— Your instructions —
Identify each line containing the word "必须驶回指定地点存放" and copy it.

— Available data —
────────
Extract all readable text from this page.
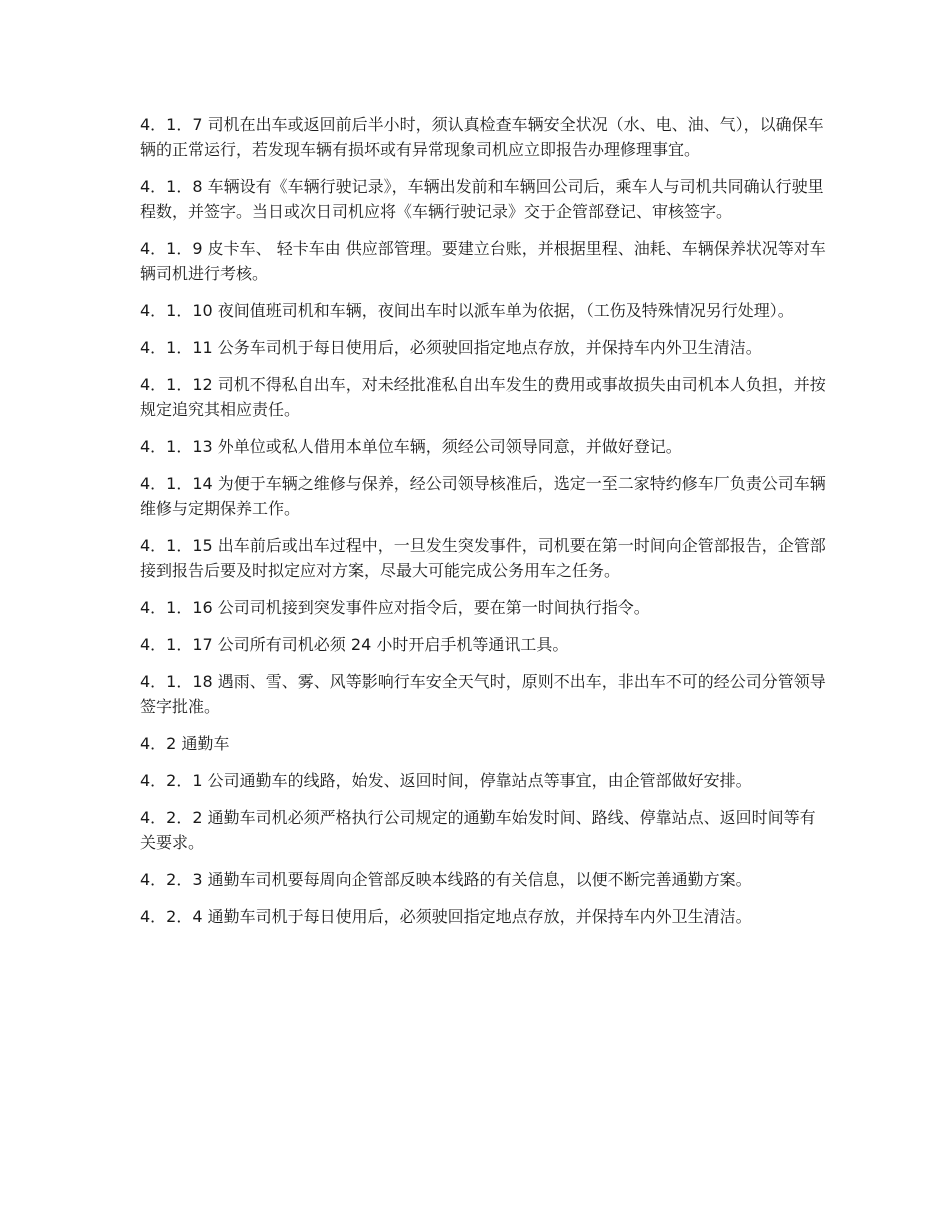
4．1．7 司机在出车或返回前后半小时，须认真检查车辆安全状况（水、电、油、气），以确保车辆的正常运行，若发现车辆有损坏或有异常现象司机应立即报告办理修理事宜。

4．1．8 车辆设有《车辆行驶记录》，车辆出发前和车辆回公司后，乘车人与司机共同确认行驶里程数，并签字。当日或次日司机应将《车辆行驶记录》交于企管部登记、审核签字。

4．1．9 皮卡车、 轻卡车由 供应部管理。要建立台账，并根据里程、油耗、车辆保养状况等对车辆司机进行考核。

4．1．10 夜间值班司机和车辆，夜间出车时以派车单为依据，（工伤及特殊情况另行处理）。

4．1．11 公务车司机于每日使用后，必须驶回指定地点存放，并保持车内外卫生清洁。

4．1．12 司机不得私自出车，对未经批准私自出车发生的费用或事故损失由司机本人负担，并按规定追究其相应责任。

4．1．13 外单位或私人借用本单位车辆，须经公司领导同意，并做好登记。

4．1．14 为便于车辆之维修与保养，经公司领导核准后，选定一至二家特约修车厂负责公司车辆维修与定期保养工作。

4．1．15 出车前后或出车过程中，一旦发生突发事件，司机要在第一时间向企管部报告，企管部接到报告后要及时拟定应对方案，尽最大可能完成公务用车之任务。

4．1．16 公司司机接到突发事件应对指令后，要在第一时间执行指令。

4．1．17 公司所有司机必须 24 小时开启手机等通讯工具。

4．1．18 遇雨、雪、雾、风等影响行车安全天气时，原则不出车，非出车不可的经公司分管领导签字批准。

4．2 通勤车

4．2．1 公司通勤车的线路，始发、返回时间，停靠站点等事宜，由企管部做好安排。

4．2．2 通勤车司机必须严格执行公司规定的通勤车始发时间、路线、停靠站点、返回时间等有关要求。

4．2．3 通勤车司机要每周向企管部反映本线路的有关信息，以便不断完善通勤方案。

4．2．4 通勤车司机于每日使用后，必须驶回指定地点存放，并保持车内外卫生清洁。
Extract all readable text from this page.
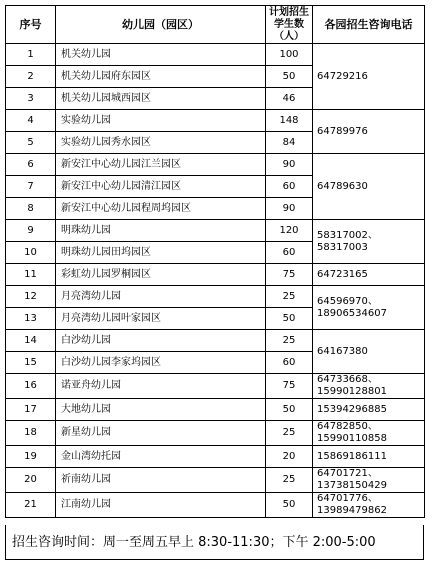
序号	幼儿园（园区）	计划招生学生数（人）	各园招生咨询电话
1	机关幼儿园	100	64729216
2	机关幼儿园府东园区	50	
3	机关幼儿园城西园区	46	
4	实验幼儿园	148	64789976
5	实验幼儿园秀水园区	84	
6	新安江中心幼儿园江兰园区	90	64789630
7	新安江中心幼儿园清江园区	60	
8	新安江中心幼儿园程周坞园区	90	
9	明珠幼儿园	120	58317002、58317003
10	明珠幼儿园田坞园区	60	
11	彩虹幼儿园罗桐园区	75	64723165
12	月亮湾幼儿园	25	64596970、18906534607
13	月亮湾幼儿园叶家园区	50	
14	白沙幼儿园	25	64167380
15	白沙幼儿园李家坞园区	60	
16	诺亚舟幼儿园	75	64733668、15990128801
17	大地幼儿园	50	15394296885
18	新星幼儿园	25	64782850、15990110858
19	金山湾幼托园	20	15869186111
20	祈南幼儿园	25	64701721、13738150429
21	江南幼儿园	50	64701776、13989479862
招生咨询时间：周一至周五早上 8:30-11:30；下午 2:00-5:00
────────
— Answer to the problem —
4．1．11 公务车司机于每日使用后，必须驶回指定地点存放，并保持车内外卫生清洁。
4．2．4 通勤车司机于每日使用后，必须驶回指定地点存放，并保持车内外卫生清洁。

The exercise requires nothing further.